─── Given records
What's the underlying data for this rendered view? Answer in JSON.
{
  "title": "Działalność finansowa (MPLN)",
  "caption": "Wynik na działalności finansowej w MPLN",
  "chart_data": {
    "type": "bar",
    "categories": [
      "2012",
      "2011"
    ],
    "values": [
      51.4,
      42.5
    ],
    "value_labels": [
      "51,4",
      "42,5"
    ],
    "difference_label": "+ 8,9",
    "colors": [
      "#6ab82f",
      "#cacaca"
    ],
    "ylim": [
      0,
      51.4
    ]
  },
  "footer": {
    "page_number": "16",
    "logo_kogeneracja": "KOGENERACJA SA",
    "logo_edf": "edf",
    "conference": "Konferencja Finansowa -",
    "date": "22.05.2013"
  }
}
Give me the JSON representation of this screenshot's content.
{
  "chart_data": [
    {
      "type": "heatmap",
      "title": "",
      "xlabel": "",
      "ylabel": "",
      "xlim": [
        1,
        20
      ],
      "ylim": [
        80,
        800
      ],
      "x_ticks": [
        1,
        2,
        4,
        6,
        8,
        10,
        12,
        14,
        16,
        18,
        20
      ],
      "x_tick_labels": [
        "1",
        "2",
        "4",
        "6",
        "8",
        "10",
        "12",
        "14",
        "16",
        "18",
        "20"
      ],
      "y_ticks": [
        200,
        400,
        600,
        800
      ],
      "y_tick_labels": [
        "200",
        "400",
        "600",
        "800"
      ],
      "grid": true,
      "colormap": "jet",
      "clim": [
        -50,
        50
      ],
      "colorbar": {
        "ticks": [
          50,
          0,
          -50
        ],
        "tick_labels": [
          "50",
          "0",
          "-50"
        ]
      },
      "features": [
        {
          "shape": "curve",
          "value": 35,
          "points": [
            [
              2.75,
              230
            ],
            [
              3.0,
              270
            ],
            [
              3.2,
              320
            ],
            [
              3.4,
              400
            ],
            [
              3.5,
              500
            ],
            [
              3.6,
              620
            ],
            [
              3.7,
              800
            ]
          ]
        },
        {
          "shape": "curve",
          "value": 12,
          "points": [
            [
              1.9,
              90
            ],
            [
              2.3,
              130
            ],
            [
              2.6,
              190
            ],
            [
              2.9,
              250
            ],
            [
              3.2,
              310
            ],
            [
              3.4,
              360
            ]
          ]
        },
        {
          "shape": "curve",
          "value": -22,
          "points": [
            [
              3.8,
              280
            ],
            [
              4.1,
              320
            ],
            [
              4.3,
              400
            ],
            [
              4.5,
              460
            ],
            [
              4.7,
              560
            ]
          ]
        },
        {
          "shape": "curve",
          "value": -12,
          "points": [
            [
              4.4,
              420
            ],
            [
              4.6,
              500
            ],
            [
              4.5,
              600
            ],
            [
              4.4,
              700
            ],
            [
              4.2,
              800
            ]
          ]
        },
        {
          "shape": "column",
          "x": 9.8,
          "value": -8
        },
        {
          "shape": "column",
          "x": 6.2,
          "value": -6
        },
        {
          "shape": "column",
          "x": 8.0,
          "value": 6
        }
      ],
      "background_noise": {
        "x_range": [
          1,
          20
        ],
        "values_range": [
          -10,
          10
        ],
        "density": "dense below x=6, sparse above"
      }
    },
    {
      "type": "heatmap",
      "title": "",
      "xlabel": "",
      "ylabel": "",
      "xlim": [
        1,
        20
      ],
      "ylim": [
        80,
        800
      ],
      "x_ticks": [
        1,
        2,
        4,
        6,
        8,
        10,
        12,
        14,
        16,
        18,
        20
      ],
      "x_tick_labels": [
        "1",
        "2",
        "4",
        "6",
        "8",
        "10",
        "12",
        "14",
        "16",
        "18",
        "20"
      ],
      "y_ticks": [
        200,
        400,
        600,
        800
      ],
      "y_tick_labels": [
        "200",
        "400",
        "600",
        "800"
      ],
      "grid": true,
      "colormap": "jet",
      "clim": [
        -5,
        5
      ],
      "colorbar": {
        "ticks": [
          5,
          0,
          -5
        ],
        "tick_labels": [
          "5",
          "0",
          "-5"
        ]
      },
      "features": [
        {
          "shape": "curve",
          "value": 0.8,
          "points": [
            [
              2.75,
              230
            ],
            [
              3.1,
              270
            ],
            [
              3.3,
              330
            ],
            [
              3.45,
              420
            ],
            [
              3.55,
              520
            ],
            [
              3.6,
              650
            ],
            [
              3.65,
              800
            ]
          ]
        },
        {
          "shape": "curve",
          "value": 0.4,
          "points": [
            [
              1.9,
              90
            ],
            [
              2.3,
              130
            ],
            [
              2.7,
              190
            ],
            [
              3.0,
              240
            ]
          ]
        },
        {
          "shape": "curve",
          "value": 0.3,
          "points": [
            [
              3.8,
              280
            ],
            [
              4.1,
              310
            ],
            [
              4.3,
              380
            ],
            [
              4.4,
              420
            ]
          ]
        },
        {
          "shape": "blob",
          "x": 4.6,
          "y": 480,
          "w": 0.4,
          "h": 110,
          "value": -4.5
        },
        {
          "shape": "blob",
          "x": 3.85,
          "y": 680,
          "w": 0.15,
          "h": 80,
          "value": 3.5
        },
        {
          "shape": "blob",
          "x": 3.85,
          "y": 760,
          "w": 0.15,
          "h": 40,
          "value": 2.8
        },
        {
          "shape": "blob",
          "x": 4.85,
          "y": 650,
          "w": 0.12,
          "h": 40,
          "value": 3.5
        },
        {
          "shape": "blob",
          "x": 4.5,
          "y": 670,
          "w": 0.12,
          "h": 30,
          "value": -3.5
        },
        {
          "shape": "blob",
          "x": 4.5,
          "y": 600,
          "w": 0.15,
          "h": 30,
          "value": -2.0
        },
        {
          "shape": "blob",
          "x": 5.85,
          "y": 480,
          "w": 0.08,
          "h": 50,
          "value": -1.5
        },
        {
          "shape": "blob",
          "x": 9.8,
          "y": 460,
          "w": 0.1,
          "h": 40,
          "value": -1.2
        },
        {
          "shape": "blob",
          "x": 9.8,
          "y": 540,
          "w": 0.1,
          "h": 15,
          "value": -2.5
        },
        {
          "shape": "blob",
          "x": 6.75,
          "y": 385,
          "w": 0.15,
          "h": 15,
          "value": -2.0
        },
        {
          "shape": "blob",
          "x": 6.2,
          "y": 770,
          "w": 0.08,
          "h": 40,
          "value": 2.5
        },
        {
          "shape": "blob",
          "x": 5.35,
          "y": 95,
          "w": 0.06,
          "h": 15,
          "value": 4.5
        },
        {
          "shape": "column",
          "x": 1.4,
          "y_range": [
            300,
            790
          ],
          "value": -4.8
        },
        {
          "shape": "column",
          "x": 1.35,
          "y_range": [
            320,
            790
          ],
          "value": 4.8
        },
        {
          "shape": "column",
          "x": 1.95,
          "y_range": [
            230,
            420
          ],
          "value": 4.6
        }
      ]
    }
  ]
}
──────
— Required work —
Each record must be returned exactly as it is written.

— Task output —
What's the underlying data for this rendered view? Answer in JSON.
{
  "title": "Działalność finansowa (MPLN)",
  "caption": "Wynik na działalności finansowej w MPLN",
  "chart_data": {
    "type": "bar",
    "categories": [
      "2012",
      "2011"
    ],
    "values": [
      51.4,
      42.5
    ],
    "value_labels": [
      "51,4",
      "42,5"
    ],
    "difference_label": "+ 8,9",
    "colors": [
      "#6ab82f",
      "#cacaca"
    ],
    "ylim": [
      0,
      51.4
    ]
  },
  "footer": {
    "page_number": "16",
    "logo_kogeneracja": "KOGENERACJA SA",
    "logo_edf": "edf",
    "conference": "Konferencja Finansowa -",
    "date": "22.05.2013"
  }
}
Give me the JSON representation of this screenshot's content.
{
  "chart_data": [
    {
      "type": "heatmap",
      "title": "",
      "xlabel": "",
      "ylabel": "",
      "xlim": [
        1,
        20
      ],
      "ylim": [
        80,
        800
      ],
      "x_ticks": [
        1,
        2,
        4,
        6,
        8,
        10,
        12,
        14,
        16,
        18,
        20
      ],
      "x_tick_labels": [
        "1",
        "2",
        "4",
        "6",
        "8",
        "10",
        "12",
        "14",
        "16",
        "18",
        "20"
      ],
      "y_ticks": [
        200,
        400,
        600,
        800
      ],
      "y_tick_labels": [
        "200",
        "400",
        "600",
        "800"
      ],
      "grid": true,
      "colormap": "jet",
      "clim": [
        -50,
        50
      ],
      "colorbar": {
        "ticks": [
          50,
          0,
          -50
        ],
        "tick_labels": [
          "50",
          "0",
          "-50"
        ]
      },
      "features": [
        {
          "shape": "curve",
          "value": 35,
          "points": [
            [
              2.75,
              230
            ],
            [
              3.0,
              270
            ],
            [
              3.2,
              320
            ],
            [
              3.4,
              400
            ],
            [
              3.5,
              500
            ],
            [
              3.6,
              620
            ],
            [
              3.7,
              800
            ]
          ]
        },
        {
          "shape": "curve",
          "value": 12,
          "points": [
            [
              1.9,
              90
            ],
            [
              2.3,
              130
            ],
            [
              2.6,
              190
            ],
            [
              2.9,
              250
            ],
            [
              3.2,
              310
            ],
            [
              3.4,
              360
            ]
          ]
        },
        {
          "shape": "curve",
          "value": -22,
          "points": [
            [
              3.8,
              280
            ],
            [
              4.1,
              320
            ],
            [
              4.3,
              400
            ],
            [
              4.5,
              460
            ],
            [
              4.7,
              560
            ]
          ]
        },
        {
          "shape": "curve",
          "value": -12,
          "points": [
            [
              4.4,
              420
            ],
            [
              4.6,
              500
            ],
            [
              4.5,
              600
            ],
            [
              4.4,
              700
            ],
            [
              4.2,
              800
            ]
          ]
        },
        {
          "shape": "column",
          "x": 9.8,
          "value": -8
        },
        {
          "shape": "column",
          "x": 6.2,
          "value": -6
        },
        {
          "shape": "column",
          "x": 8.0,
          "value": 6
        }
      ],
      "background_noise": {
        "x_range": [
          1,
          20
        ],
        "values_range": [
          -10,
          10
        ],
        "density": "dense below x=6, sparse above"
      }
    },
    {
      "type": "heatmap",
      "title": "",
      "xlabel": "",
      "ylabel": "",
      "xlim": [
        1,
        20
      ],
      "ylim": [
        80,
        800
      ],
      "x_ticks": [
        1,
        2,
        4,
        6,
        8,
        10,
        12,
        14,
        16,
        18,
        20
      ],
      "x_tick_labels": [
        "1",
        "2",
        "4",
        "6",
        "8",
        "10",
        "12",
        "14",
        "16",
        "18",
        "20"
      ],
      "y_ticks": [
        200,
        400,
        600,
        800
      ],
      "y_tick_labels": [
        "200",
        "400",
        "600",
        "800"
      ],
      "grid": true,
      "colormap": "jet",
      "clim": [
        -5,
        5
      ],
      "colorbar": {
        "ticks": [
          5,
          0,
          -5
        ],
        "tick_labels": [
          "5",
          "0",
          "-5"
        ]
      },
      "features": [
        {
          "shape": "curve",
          "value": 0.8,
          "points": [
            [
              2.75,
              230
            ],
            [
              3.1,
              270
            ],
            [
              3.3,
              330
            ],
            [
              3.45,
              420
            ],
            [
              3.55,
              520
            ],
            [
              3.6,
              650
            ],
            [
              3.65,
              800
            ]
          ]
        },
        {
          "shape": "curve",
          "value": 0.4,
          "points": [
            [
              1.9,
              90
            ],
            [
              2.3,
              130
            ],
            [
              2.7,
              190
            ],
            [
              3.0,
              240
            ]
          ]
        },
        {
          "shape": "curve",
          "value": 0.3,
          "points": [
            [
              3.8,
              280
            ],
            [
              4.1,
              310
            ],
            [
              4.3,
              380
            ],
            [
              4.4,
              420
            ]
          ]
        },
        {
          "shape": "blob",
          "x": 4.6,
          "y": 480,
          "w": 0.4,
          "h": 110,
          "value": -4.5
        },
        {
          "shape": "blob",
          "x": 3.85,
          "y": 680,
          "w": 0.15,
          "h": 80,
          "value": 3.5
        },
        {
          "shape": "blob",
          "x": 3.85,
          "y": 760,
          "w": 0.15,
          "h": 40,
          "value": 2.8
        },
        {
          "shape": "blob",
          "x": 4.85,
          "y": 650,
          "w": 0.12,
          "h": 40,
          "value": 3.5
        },
        {
          "shape": "blob",
          "x": 4.5,
          "y": 670,
          "w": 0.12,
          "h": 30,
          "value": -3.5
        },
        {
          "shape": "blob",
          "x": 4.5,
          "y": 600,
          "w": 0.15,
          "h": 30,
          "value": -2.0
        },
        {
          "shape": "blob",
          "x": 5.85,
          "y": 480,
          "w": 0.08,
          "h": 50,
          "value": -1.5
        },
        {
          "shape": "blob",
          "x": 9.8,
          "y": 460,
          "w": 0.1,
          "h": 40,
          "value": -1.2
        },
        {
          "shape": "blob",
          "x": 9.8,
          "y": 540,
          "w": 0.1,
          "h": 15,
          "value": -2.5
        },
        {
          "shape": "blob",
          "x": 6.75,
          "y": 385,
          "w": 0.15,
          "h": 15,
          "value": -2.0
        },
        {
          "shape": "blob",
          "x": 6.2,
          "y": 770,
          "w": 0.08,
          "h": 40,
          "value": 2.5
        },
        {
          "shape": "blob",
          "x": 5.35,
          "y": 95,
          "w": 0.06,
          "h": 15,
          "value": 4.5
        },
        {
          "shape": "column",
          "x": 1.4,
          "y_range": [
            300,
            790
          ],
          "value": -4.8
        },
        {
          "shape": "column",
          "x": 1.35,
          "y_range": [
            320,
            790
          ],
          "value": 4.8
        },
        {
          "shape": "column",
          "x": 1.95,
          "y_range": [
            230,
            420
          ],
          "value": 4.6
        }
      ]
    }
  ]
}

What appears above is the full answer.